> **What needs to be done**:
Filter the entries and keep only the lines where the string "JSON" appears.

> **Supplied material**:
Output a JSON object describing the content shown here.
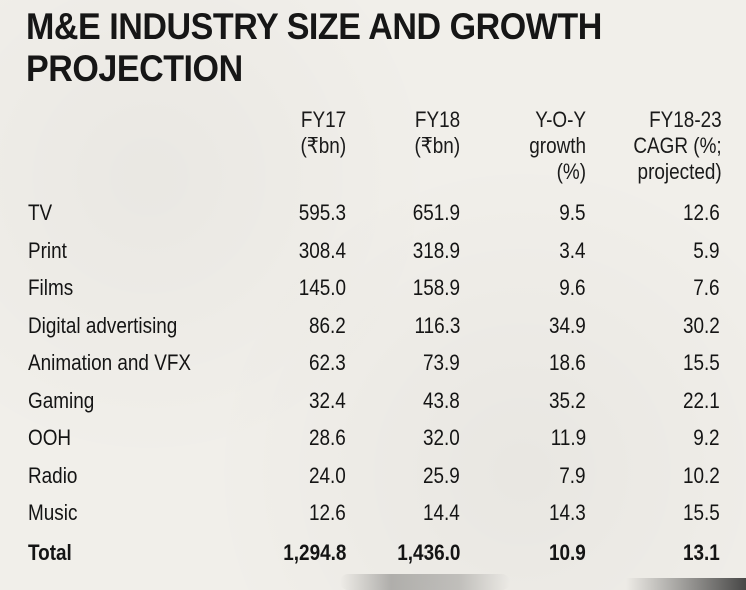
{
  "title": {
    "line1": "M&E INDUSTRY SIZE AND GROWTH",
    "line2": "PROJECTION"
  },
  "columns": [
    {
      "line1": "FY17",
      "line2": "(₹bn)",
      "line3": ""
    },
    {
      "line1": "FY18",
      "line2": "(₹bn)",
      "line3": ""
    },
    {
      "line1": "Y-O-Y",
      "line2": "growth",
      "line3": "(%)"
    },
    {
      "line1": "FY18-23",
      "line2": "CAGR (%;",
      "line3": "projected)"
    }
  ],
  "rows": [
    {
      "label": "TV",
      "fy17": "595.3",
      "fy18": "651.9",
      "yoy": "9.5",
      "cagr": "12.6"
    },
    {
      "label": "Print",
      "fy17": "308.4",
      "fy18": "318.9",
      "yoy": "3.4",
      "cagr": "5.9"
    },
    {
      "label": "Films",
      "fy17": "145.0",
      "fy18": "158.9",
      "yoy": "9.6",
      "cagr": "7.6"
    },
    {
      "label": "Digital advertising",
      "fy17": "86.2",
      "fy18": "116.3",
      "yoy": "34.9",
      "cagr": "30.2"
    },
    {
      "label": "Animation and VFX",
      "fy17": "62.3",
      "fy18": "73.9",
      "yoy": "18.6",
      "cagr": "15.5"
    },
    {
      "label": "Gaming",
      "fy17": "32.4",
      "fy18": "43.8",
      "yoy": "35.2",
      "cagr": "22.1"
    },
    {
      "label": "OOH",
      "fy17": "28.6",
      "fy18": "32.0",
      "yoy": "11.9",
      "cagr": "9.2"
    },
    {
      "label": "Radio",
      "fy17": "24.0",
      "fy18": "25.9",
      "yoy": "7.9",
      "cagr": "10.2"
    },
    {
      "label": "Music",
      "fy17": "12.6",
      "fy18": "14.4",
      "yoy": "14.3",
      "cagr": "15.5"
    }
  ],
  "total": {
    "label": "Total",
    "fy17": "1,294.8",
    "fy18": "1,436.0",
    "yoy": "10.9",
    "cagr": "13.1"
  },
  "colors": {
    "paper": "#f1efea",
    "ink": "#141414"
  }
}
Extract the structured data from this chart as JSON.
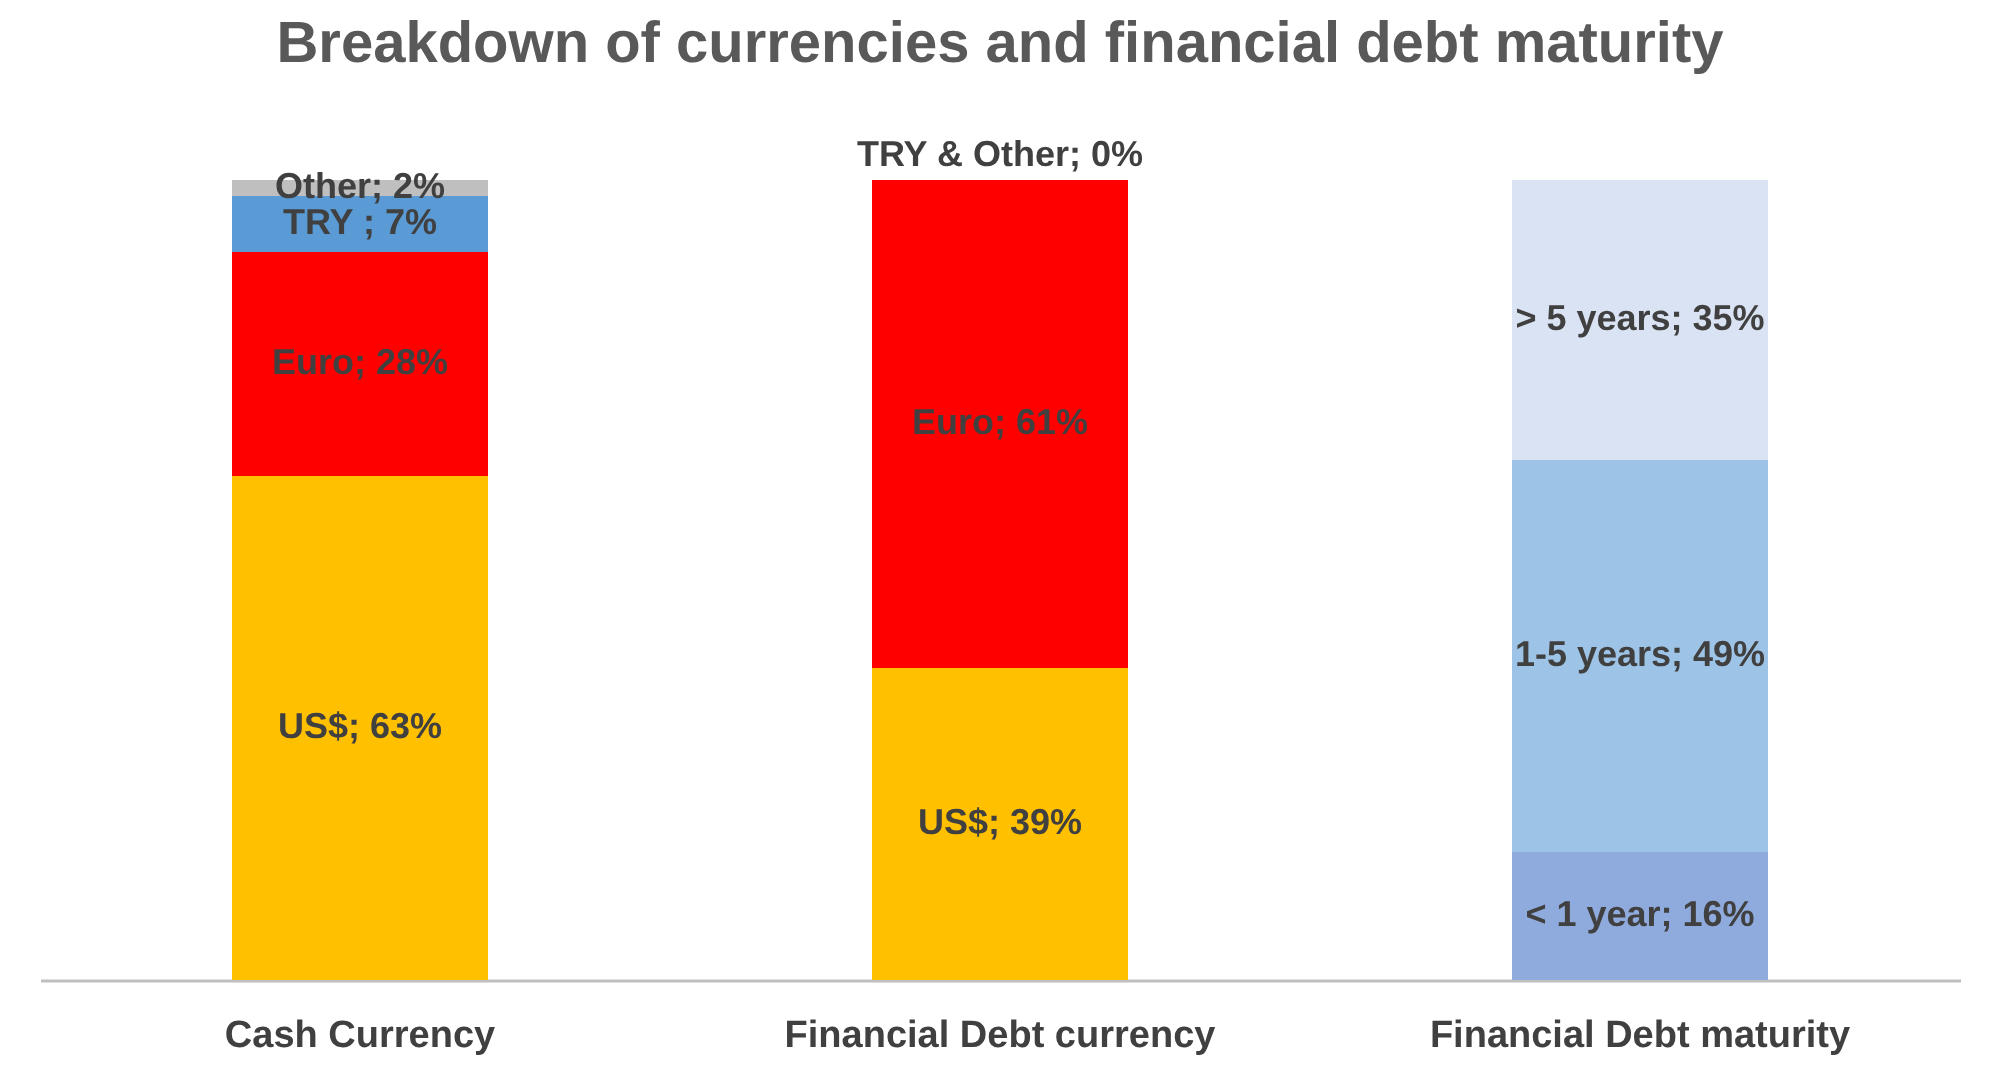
{
  "chart_data": {
    "type": "bar",
    "title": "Breakdown of currencies and financial debt maturity",
    "categories": [
      "Cash Currency",
      "Financial Debt currency",
      "Financial Debt maturity"
    ],
    "stacked": true,
    "ylim": [
      0,
      100
    ],
    "tick_labels": "x",
    "legend": false,
    "series": [
      {
        "color": "#ffc000",
        "values": [
          63,
          39,
          null
        ],
        "value_labels": [
          "US$; 63%",
          "US$; 39%",
          null
        ]
      },
      {
        "color": "#ff0000",
        "values": [
          28,
          61,
          null
        ],
        "value_labels": [
          "Euro; 28%",
          "Euro; 61%",
          null
        ]
      },
      {
        "color": "#5b9bd5",
        "values": [
          7,
          null,
          null
        ],
        "value_labels": [
          "TRY ; 7%",
          null,
          null
        ]
      },
      {
        "color": "#bfbfbf",
        "values": [
          2,
          null,
          null
        ],
        "value_labels": [
          "Other; 2%",
          null,
          null
        ]
      },
      {
        "color": "#a5a5a5",
        "values": [
          null,
          0,
          null
        ],
        "value_labels": [
          null,
          "TRY & Other; 0%",
          null
        ]
      },
      {
        "color": "#8faadc",
        "values": [
          null,
          null,
          16
        ],
        "value_labels": [
          null,
          null,
          "< 1 year; 16%"
        ]
      },
      {
        "color": "#9dc3e6",
        "values": [
          null,
          null,
          49
        ],
        "value_labels": [
          null,
          null,
          "1-5 years; 49%"
        ]
      },
      {
        "color": "#dae3f3",
        "values": [
          null,
          null,
          35
        ],
        "value_labels": [
          null,
          null,
          "> 5 years; 35%"
        ]
      }
    ]
  }
}
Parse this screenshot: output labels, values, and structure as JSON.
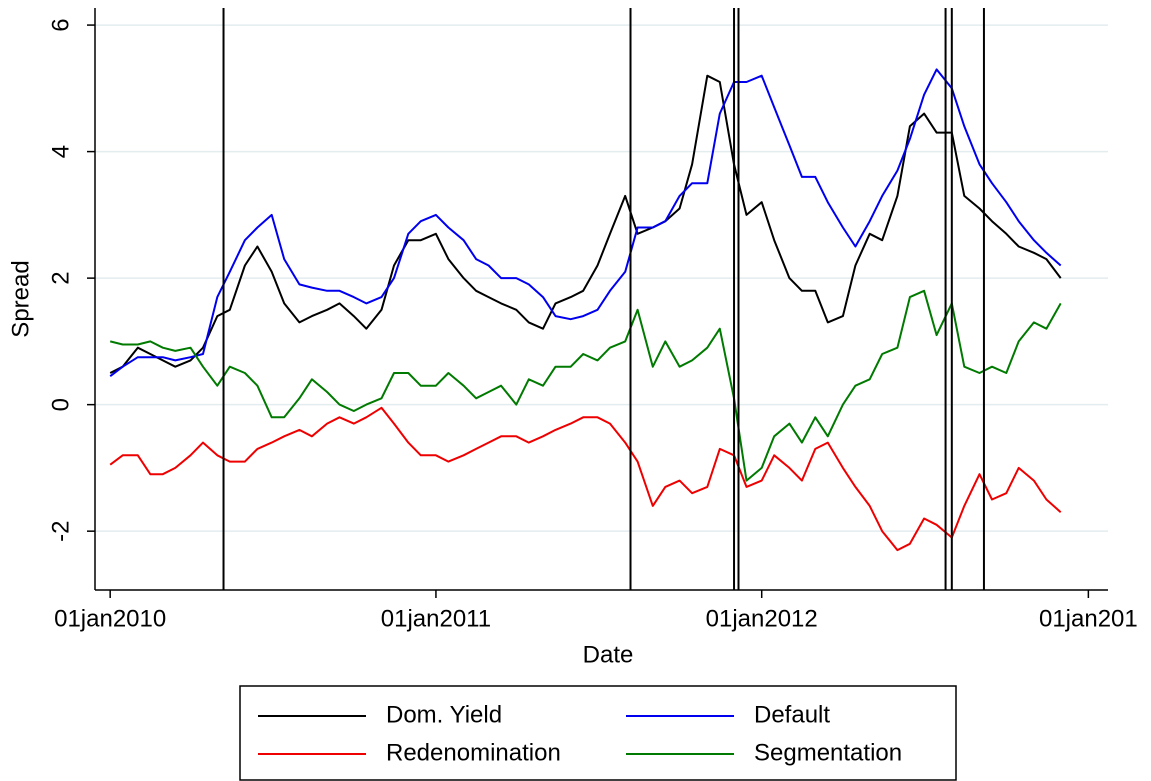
{
  "chart_data": {
    "type": "line",
    "x_label": "Date",
    "y_label": "Spread",
    "x": [
      "2010-01-01",
      "2010-01-15",
      "2010-02-01",
      "2010-02-15",
      "2010-03-01",
      "2010-03-15",
      "2010-04-01",
      "2010-04-15",
      "2010-05-01",
      "2010-05-15",
      "2010-06-01",
      "2010-06-15",
      "2010-07-01",
      "2010-07-15",
      "2010-08-01",
      "2010-08-15",
      "2010-09-01",
      "2010-09-15",
      "2010-10-01",
      "2010-10-15",
      "2010-11-01",
      "2010-11-15",
      "2010-12-01",
      "2010-12-15",
      "2011-01-01",
      "2011-01-15",
      "2011-02-01",
      "2011-02-15",
      "2011-03-01",
      "2011-03-15",
      "2011-04-01",
      "2011-04-15",
      "2011-05-01",
      "2011-05-15",
      "2011-06-01",
      "2011-06-15",
      "2011-07-01",
      "2011-07-15",
      "2011-08-01",
      "2011-08-15",
      "2011-09-01",
      "2011-09-15",
      "2011-10-01",
      "2011-10-15",
      "2011-11-01",
      "2011-11-15",
      "2011-12-01",
      "2011-12-15",
      "2012-01-01",
      "2012-01-15",
      "2012-02-01",
      "2012-02-15",
      "2012-03-01",
      "2012-03-15",
      "2012-04-01",
      "2012-04-15",
      "2012-05-01",
      "2012-05-15",
      "2012-06-01",
      "2012-06-15",
      "2012-07-01",
      "2012-07-15",
      "2012-08-01",
      "2012-08-15",
      "2012-09-01",
      "2012-09-15",
      "2012-10-01",
      "2012-10-15",
      "2012-11-01",
      "2012-11-15",
      "2012-12-01"
    ],
    "series": [
      {
        "name": "Dom. Yield",
        "color": "#000000",
        "values": [
          0.5,
          0.6,
          0.9,
          0.8,
          0.7,
          0.6,
          0.7,
          0.9,
          1.4,
          1.5,
          2.2,
          2.5,
          2.1,
          1.6,
          1.3,
          1.4,
          1.5,
          1.6,
          1.4,
          1.2,
          1.5,
          2.2,
          2.6,
          2.6,
          2.7,
          2.3,
          2.0,
          1.8,
          1.7,
          1.6,
          1.5,
          1.3,
          1.2,
          1.6,
          1.7,
          1.8,
          2.2,
          2.7,
          3.3,
          2.7,
          2.8,
          2.9,
          3.1,
          3.8,
          5.2,
          5.1,
          3.8,
          3.0,
          3.2,
          2.6,
          2.0,
          1.8,
          1.8,
          1.3,
          1.4,
          2.2,
          2.7,
          2.6,
          3.3,
          4.4,
          4.6,
          4.3,
          4.3,
          3.3,
          3.1,
          2.9,
          2.7,
          2.5,
          2.4,
          2.3,
          2.0
        ]
      },
      {
        "name": "Default",
        "color": "#0000ee",
        "values": [
          0.45,
          0.6,
          0.75,
          0.75,
          0.75,
          0.7,
          0.75,
          0.8,
          1.7,
          2.1,
          2.6,
          2.8,
          3.0,
          2.3,
          1.9,
          1.85,
          1.8,
          1.8,
          1.7,
          1.6,
          1.7,
          2.0,
          2.7,
          2.9,
          3.0,
          2.8,
          2.6,
          2.3,
          2.2,
          2.0,
          2.0,
          1.9,
          1.7,
          1.4,
          1.35,
          1.4,
          1.5,
          1.8,
          2.1,
          2.8,
          2.8,
          2.9,
          3.3,
          3.5,
          3.5,
          4.6,
          5.1,
          5.1,
          5.2,
          4.7,
          4.1,
          3.6,
          3.6,
          3.2,
          2.8,
          2.5,
          2.9,
          3.3,
          3.7,
          4.2,
          4.9,
          5.3,
          5.0,
          4.4,
          3.8,
          3.5,
          3.2,
          2.9,
          2.6,
          2.4,
          2.2
        ]
      },
      {
        "name": "Redenomination",
        "color": "#ee0000",
        "values": [
          -0.95,
          -0.8,
          -0.8,
          -1.1,
          -1.1,
          -1.0,
          -0.8,
          -0.6,
          -0.8,
          -0.9,
          -0.9,
          -0.7,
          -0.6,
          -0.5,
          -0.4,
          -0.5,
          -0.3,
          -0.2,
          -0.3,
          -0.2,
          -0.05,
          -0.3,
          -0.6,
          -0.8,
          -0.8,
          -0.9,
          -0.8,
          -0.7,
          -0.6,
          -0.5,
          -0.5,
          -0.6,
          -0.5,
          -0.4,
          -0.3,
          -0.2,
          -0.2,
          -0.3,
          -0.6,
          -0.9,
          -1.6,
          -1.3,
          -1.2,
          -1.4,
          -1.3,
          -0.7,
          -0.8,
          -1.3,
          -1.2,
          -0.8,
          -1.0,
          -1.2,
          -0.7,
          -0.6,
          -1.0,
          -1.3,
          -1.6,
          -2.0,
          -2.3,
          -2.2,
          -1.8,
          -1.9,
          -2.1,
          -1.6,
          -1.1,
          -1.5,
          -1.4,
          -1.0,
          -1.2,
          -1.5,
          -1.7
        ]
      },
      {
        "name": "Segmentation",
        "color": "#007a00",
        "values": [
          1.0,
          0.95,
          0.95,
          1.0,
          0.9,
          0.85,
          0.9,
          0.6,
          0.3,
          0.6,
          0.5,
          0.3,
          -0.2,
          -0.2,
          0.1,
          0.4,
          0.2,
          0.0,
          -0.1,
          0.0,
          0.1,
          0.5,
          0.5,
          0.3,
          0.3,
          0.5,
          0.3,
          0.1,
          0.2,
          0.3,
          0.0,
          0.4,
          0.3,
          0.6,
          0.6,
          0.8,
          0.7,
          0.9,
          1.0,
          1.5,
          0.6,
          1.0,
          0.6,
          0.7,
          0.9,
          1.2,
          0.1,
          -1.2,
          -1.0,
          -0.5,
          -0.3,
          -0.6,
          -0.2,
          -0.5,
          0.0,
          0.3,
          0.4,
          0.8,
          0.9,
          1.7,
          1.8,
          1.1,
          1.6,
          0.6,
          0.5,
          0.6,
          0.5,
          1.0,
          1.3,
          1.2,
          1.6
        ]
      }
    ],
    "vlines": [
      "2010-05-08",
      "2011-08-07",
      "2011-12-01",
      "2011-12-06",
      "2012-07-25",
      "2012-08-01",
      "2012-09-06"
    ],
    "xlim": [
      "2009-12-15",
      "2013-01-23"
    ],
    "xticks": [
      {
        "value": "2010-01-01",
        "label": "01jan2010"
      },
      {
        "value": "2011-01-01",
        "label": "01jan2011"
      },
      {
        "value": "2012-01-01",
        "label": "01jan2012"
      },
      {
        "value": "2013-01-01",
        "label": "01jan201"
      }
    ],
    "ylim": [
      -2.93,
      6.27
    ],
    "yticks": [
      -2,
      0,
      2,
      4,
      6
    ],
    "grid": true,
    "legend": "bottom"
  }
}
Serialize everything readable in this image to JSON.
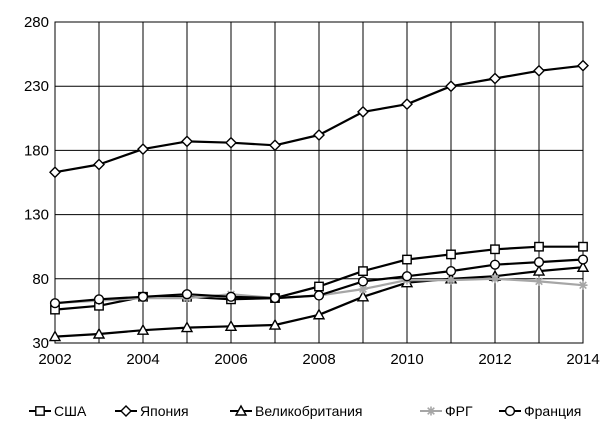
{
  "chart_data": {
    "type": "line",
    "title": "",
    "xlabel": "",
    "ylabel": "",
    "x": [
      2002,
      2003,
      2004,
      2005,
      2006,
      2007,
      2008,
      2009,
      2010,
      2011,
      2012,
      2013,
      2014
    ],
    "xticks": [
      "2002",
      "2004",
      "2006",
      "2008",
      "2010",
      "2012",
      "2014"
    ],
    "yticks": [
      "30",
      "80",
      "130",
      "180",
      "230",
      "280"
    ],
    "xlim": [
      2002,
      2014
    ],
    "ylim": [
      30,
      280
    ],
    "grid": "vertical and horizontal gridlines",
    "legend_position": "bottom",
    "series": [
      {
        "name": "США",
        "marker": "square",
        "color": "#000000",
        "values": [
          56,
          59,
          66,
          66,
          64,
          65,
          74,
          86,
          95,
          99,
          103,
          105,
          105
        ]
      },
      {
        "name": "Япония",
        "marker": "diamond",
        "color": "#000000",
        "values": [
          163,
          169,
          181,
          187,
          186,
          184,
          192,
          210,
          216,
          230,
          236,
          242,
          246
        ]
      },
      {
        "name": "Великобритания",
        "marker": "triangle",
        "color": "#000000",
        "values": [
          35,
          37,
          40,
          42,
          43,
          44,
          52,
          66,
          77,
          80,
          82,
          86,
          89
        ]
      },
      {
        "name": "ФРГ",
        "marker": "star",
        "color": "#a6a6a6",
        "values": [
          61,
          63,
          65,
          65,
          68,
          65,
          67,
          72,
          79,
          79,
          80,
          78,
          75
        ]
      },
      {
        "name": "Франция",
        "marker": "circle",
        "color": "#000000",
        "values": [
          61,
          64,
          66,
          68,
          66,
          65,
          67,
          78,
          82,
          86,
          91,
          93,
          95
        ]
      }
    ]
  }
}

> **Exercise response**:
Output a JSON object describing the content shown here.
Extract the structured data from this chart as JSON.
Parse this screenshot: output labels, values, and structure as JSON.
Serialize everything readable in this image to JSON.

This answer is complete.